_Required work_
Write out all the lines again, precisely as they stand, but without the images.

_Excerpted data_

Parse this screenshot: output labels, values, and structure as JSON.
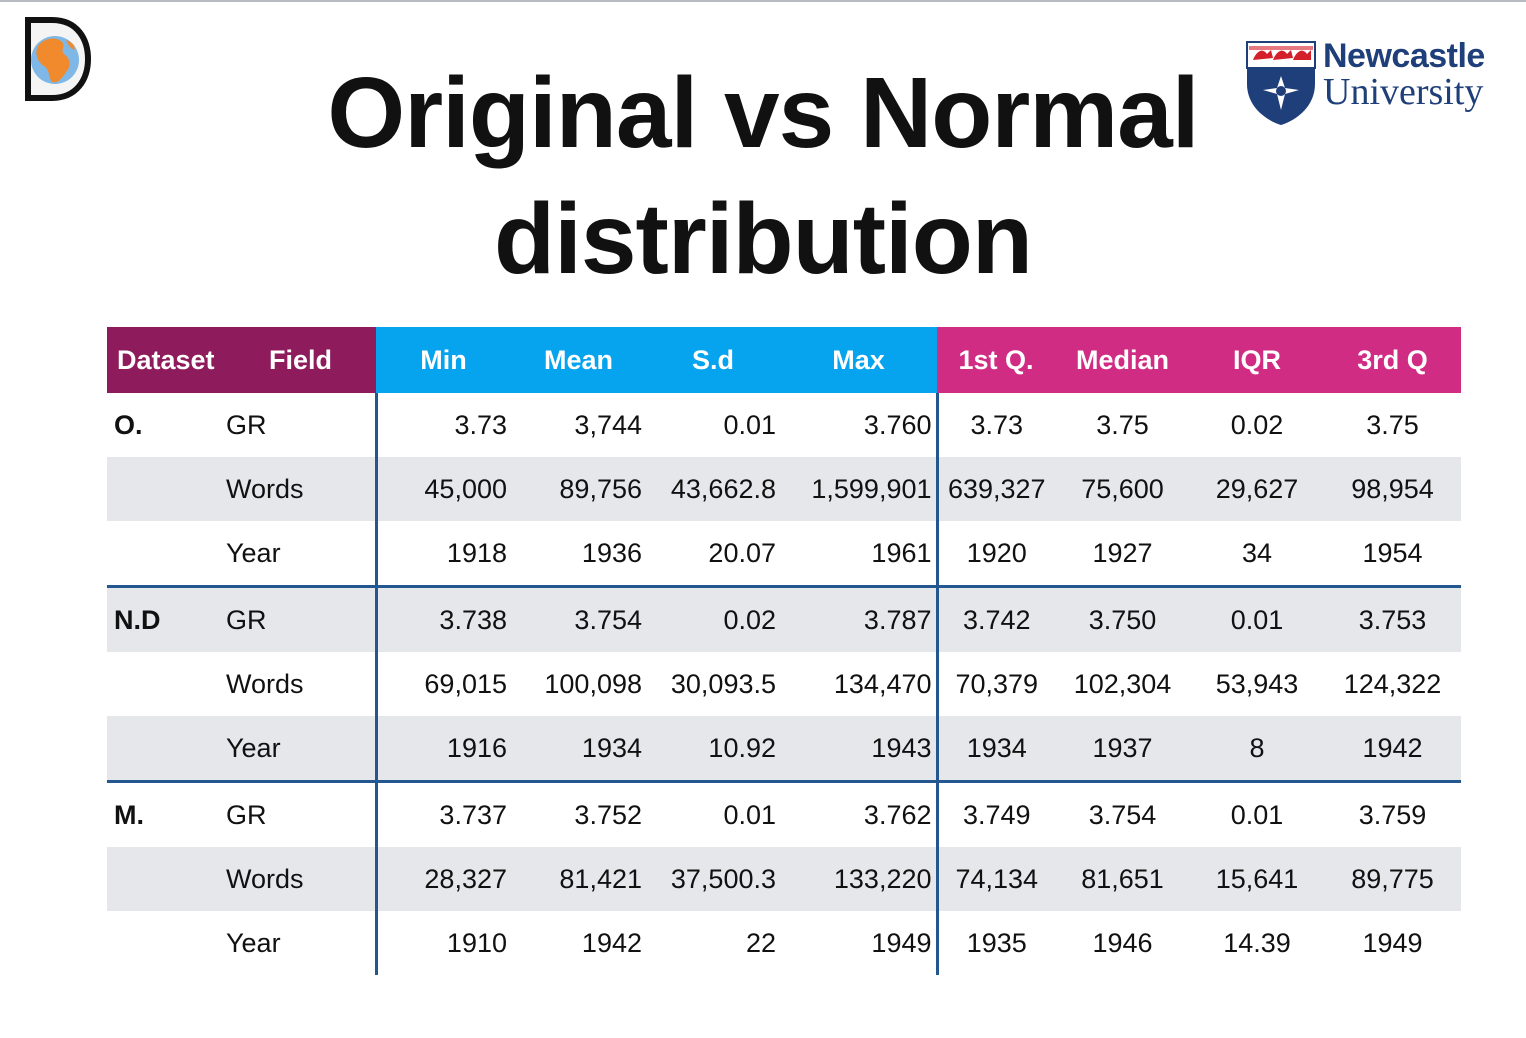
{
  "title": {
    "line1": "Original vs Normal",
    "line2": "distribution"
  },
  "logos": {
    "left_icon": "globe-d-logo-icon",
    "right": {
      "line1": "Newcastle",
      "line2": "University",
      "shield_icon": "university-shield-icon"
    }
  },
  "colors": {
    "header_group_1": "#8e1b5b",
    "header_group_2": "#06a3ee",
    "header_group_3": "#d02c83",
    "divider": "#23578f",
    "row_shade": "#e6e7eb"
  },
  "table": {
    "headers": [
      "Dataset",
      "Field",
      "Min",
      "Mean",
      "S.d",
      "Max",
      "1st Q.",
      "Median",
      "IQR",
      "3rd Q"
    ],
    "rows": [
      {
        "dataset": "O.",
        "field": "GR",
        "min": "3.73",
        "mean": "3,744",
        "sd": "0.01",
        "max": "3.760",
        "q1": "3.73",
        "median": "3.75",
        "iqr": "0.02",
        "q3": "3.75"
      },
      {
        "dataset": "",
        "field": "Words",
        "min": "45,000",
        "mean": "89,756",
        "sd": "43,662.8",
        "max": "1,599,901",
        "q1": "639,327",
        "median": "75,600",
        "iqr": "29,627",
        "q3": "98,954"
      },
      {
        "dataset": "",
        "field": "Year",
        "min": "1918",
        "mean": "1936",
        "sd": "20.07",
        "max": "1961",
        "q1": "1920",
        "median": "1927",
        "iqr": "34",
        "q3": "1954"
      },
      {
        "dataset": "N.D",
        "field": "GR",
        "min": "3.738",
        "mean": "3.754",
        "sd": "0.02",
        "max": "3.787",
        "q1": "3.742",
        "median": "3.750",
        "iqr": "0.01",
        "q3": "3.753"
      },
      {
        "dataset": "",
        "field": "Words",
        "min": "69,015",
        "mean": "100,098",
        "sd": "30,093.5",
        "max": "134,470",
        "q1": "70,379",
        "median": "102,304",
        "iqr": "53,943",
        "q3": "124,322"
      },
      {
        "dataset": "",
        "field": "Year",
        "min": "1916",
        "mean": "1934",
        "sd": "10.92",
        "max": "1943",
        "q1": "1934",
        "median": "1937",
        "iqr": "8",
        "q3": "1942"
      },
      {
        "dataset": "M.",
        "field": "GR",
        "min": "3.737",
        "mean": "3.752",
        "sd": "0.01",
        "max": "3.762",
        "q1": "3.749",
        "median": "3.754",
        "iqr": "0.01",
        "q3": "3.759"
      },
      {
        "dataset": "",
        "field": "Words",
        "min": "28,327",
        "mean": "81,421",
        "sd": "37,500.3",
        "max": "133,220",
        "q1": "74,134",
        "median": "81,651",
        "iqr": "15,641",
        "q3": "89,775"
      },
      {
        "dataset": "",
        "field": "Year",
        "min": "1910",
        "mean": "1942",
        "sd": "22",
        "max": "1949",
        "q1": "1935",
        "median": "1946",
        "iqr": "14.39",
        "q3": "1949"
      }
    ]
  }
}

_Solution for this task_
Parse this screenshot: output labels, values, and structure as JSON.
{
  "title": {
    "line1": "Original vs Normal",
    "line2": "distribution"
  },
  "logos": {
    "left_icon": "globe-d-logo-icon",
    "right": {
      "line1": "Newcastle",
      "line2": "University",
      "shield_icon": "university-shield-icon"
    }
  },
  "colors": {
    "header_group_1": "#8e1b5b",
    "header_group_2": "#06a3ee",
    "header_group_3": "#d02c83",
    "divider": "#23578f",
    "row_shade": "#e6e7eb"
  },
  "table": {
    "headers": [
      "Dataset",
      "Field",
      "Min",
      "Mean",
      "S.d",
      "Max",
      "1st Q.",
      "Median",
      "IQR",
      "3rd Q"
    ],
    "rows": [
      {
        "dataset": "O.",
        "field": "GR",
        "min": "3.73",
        "mean": "3,744",
        "sd": "0.01",
        "max": "3.760",
        "q1": "3.73",
        "median": "3.75",
        "iqr": "0.02",
        "q3": "3.75"
      },
      {
        "dataset": "",
        "field": "Words",
        "min": "45,000",
        "mean": "89,756",
        "sd": "43,662.8",
        "max": "1,599,901",
        "q1": "639,327",
        "median": "75,600",
        "iqr": "29,627",
        "q3": "98,954"
      },
      {
        "dataset": "",
        "field": "Year",
        "min": "1918",
        "mean": "1936",
        "sd": "20.07",
        "max": "1961",
        "q1": "1920",
        "median": "1927",
        "iqr": "34",
        "q3": "1954"
      },
      {
        "dataset": "N.D",
        "field": "GR",
        "min": "3.738",
        "mean": "3.754",
        "sd": "0.02",
        "max": "3.787",
        "q1": "3.742",
        "median": "3.750",
        "iqr": "0.01",
        "q3": "3.753"
      },
      {
        "dataset": "",
        "field": "Words",
        "min": "69,015",
        "mean": "100,098",
        "sd": "30,093.5",
        "max": "134,470",
        "q1": "70,379",
        "median": "102,304",
        "iqr": "53,943",
        "q3": "124,322"
      },
      {
        "dataset": "",
        "field": "Year",
        "min": "1916",
        "mean": "1934",
        "sd": "10.92",
        "max": "1943",
        "q1": "1934",
        "median": "1937",
        "iqr": "8",
        "q3": "1942"
      },
      {
        "dataset": "M.",
        "field": "GR",
        "min": "3.737",
        "mean": "3.752",
        "sd": "0.01",
        "max": "3.762",
        "q1": "3.749",
        "median": "3.754",
        "iqr": "0.01",
        "q3": "3.759"
      },
      {
        "dataset": "",
        "field": "Words",
        "min": "28,327",
        "mean": "81,421",
        "sd": "37,500.3",
        "max": "133,220",
        "q1": "74,134",
        "median": "81,651",
        "iqr": "15,641",
        "q3": "89,775"
      },
      {
        "dataset": "",
        "field": "Year",
        "min": "1910",
        "mean": "1942",
        "sd": "22",
        "max": "1949",
        "q1": "1935",
        "median": "1946",
        "iqr": "14.39",
        "q3": "1949"
      }
    ]
  }
}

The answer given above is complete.